* _Instructions to follow_: Using the material below, work out how many lines contain the word "right". Reply with the number and nothing more.

Stored entries

######

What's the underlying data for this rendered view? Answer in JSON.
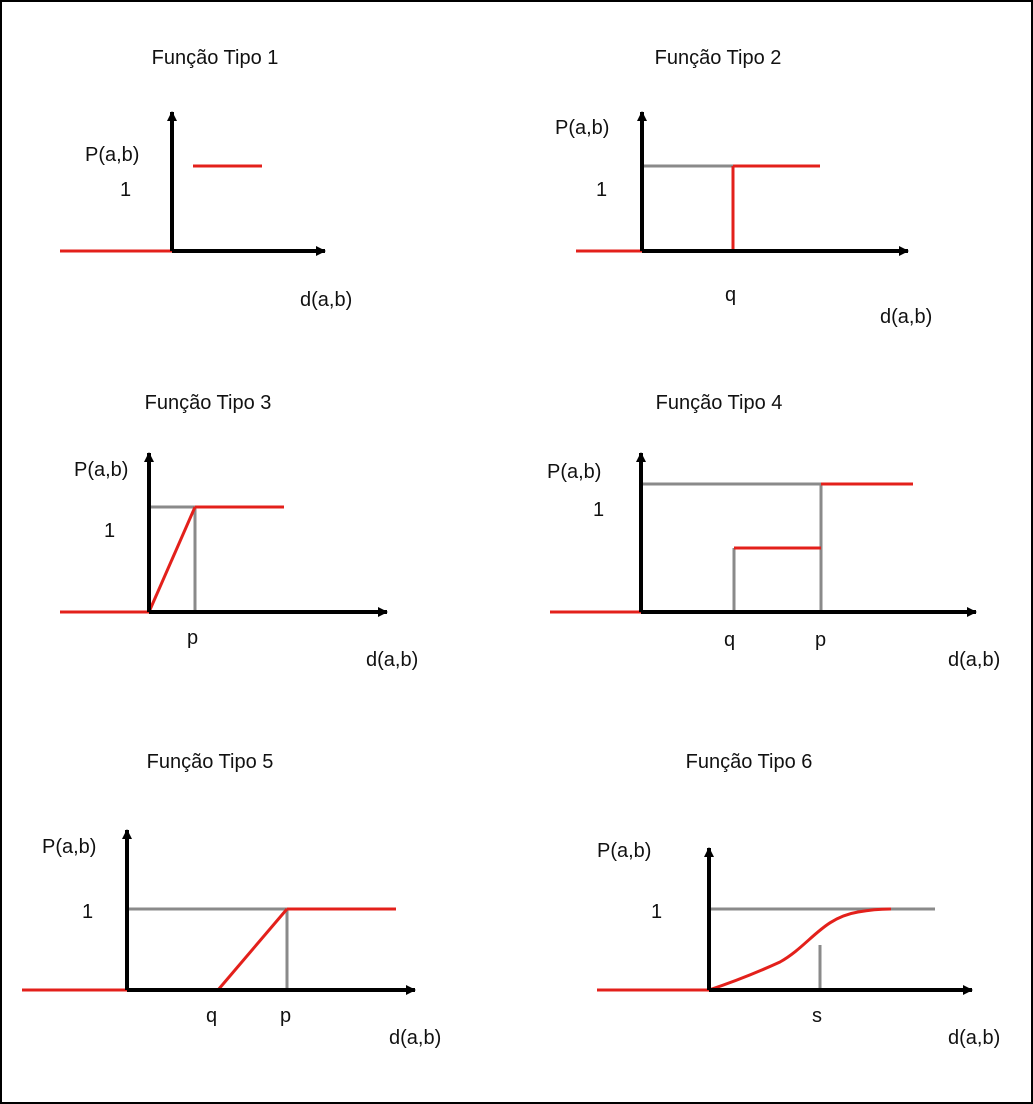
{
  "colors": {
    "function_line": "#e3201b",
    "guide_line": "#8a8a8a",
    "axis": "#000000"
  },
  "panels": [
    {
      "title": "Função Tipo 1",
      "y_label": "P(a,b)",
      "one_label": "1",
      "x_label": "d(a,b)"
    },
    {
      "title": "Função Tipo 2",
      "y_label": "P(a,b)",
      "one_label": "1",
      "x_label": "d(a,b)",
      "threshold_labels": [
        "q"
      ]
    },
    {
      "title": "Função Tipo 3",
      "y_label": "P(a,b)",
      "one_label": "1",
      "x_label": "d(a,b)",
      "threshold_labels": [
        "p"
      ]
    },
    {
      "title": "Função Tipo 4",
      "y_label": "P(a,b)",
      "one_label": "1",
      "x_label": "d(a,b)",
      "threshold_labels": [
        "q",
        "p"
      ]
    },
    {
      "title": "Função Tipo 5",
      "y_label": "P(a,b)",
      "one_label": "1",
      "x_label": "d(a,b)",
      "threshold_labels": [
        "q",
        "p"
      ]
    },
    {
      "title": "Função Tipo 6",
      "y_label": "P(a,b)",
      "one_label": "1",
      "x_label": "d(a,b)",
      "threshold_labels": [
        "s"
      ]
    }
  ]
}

######

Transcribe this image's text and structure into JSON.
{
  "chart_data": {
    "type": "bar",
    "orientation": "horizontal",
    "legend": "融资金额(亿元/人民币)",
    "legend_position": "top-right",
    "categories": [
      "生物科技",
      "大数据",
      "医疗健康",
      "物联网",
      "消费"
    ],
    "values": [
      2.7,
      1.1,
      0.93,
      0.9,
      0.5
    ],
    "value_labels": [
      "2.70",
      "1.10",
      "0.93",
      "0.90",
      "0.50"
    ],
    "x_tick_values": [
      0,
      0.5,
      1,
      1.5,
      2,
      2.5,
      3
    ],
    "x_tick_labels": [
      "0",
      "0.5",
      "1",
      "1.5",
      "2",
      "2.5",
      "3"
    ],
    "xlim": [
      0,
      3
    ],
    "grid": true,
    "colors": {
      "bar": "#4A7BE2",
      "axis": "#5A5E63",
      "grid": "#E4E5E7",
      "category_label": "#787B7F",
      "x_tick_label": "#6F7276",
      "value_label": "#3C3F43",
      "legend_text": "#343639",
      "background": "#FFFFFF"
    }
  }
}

######

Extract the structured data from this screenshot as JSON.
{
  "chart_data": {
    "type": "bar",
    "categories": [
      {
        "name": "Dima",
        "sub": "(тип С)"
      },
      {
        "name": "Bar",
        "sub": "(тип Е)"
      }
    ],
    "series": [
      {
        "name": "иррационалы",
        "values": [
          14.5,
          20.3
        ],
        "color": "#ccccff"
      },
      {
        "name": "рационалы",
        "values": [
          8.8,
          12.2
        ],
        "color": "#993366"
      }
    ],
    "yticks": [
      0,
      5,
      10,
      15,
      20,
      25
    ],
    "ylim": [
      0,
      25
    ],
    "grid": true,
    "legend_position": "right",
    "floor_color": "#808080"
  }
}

######

* _Finished exercise_: 2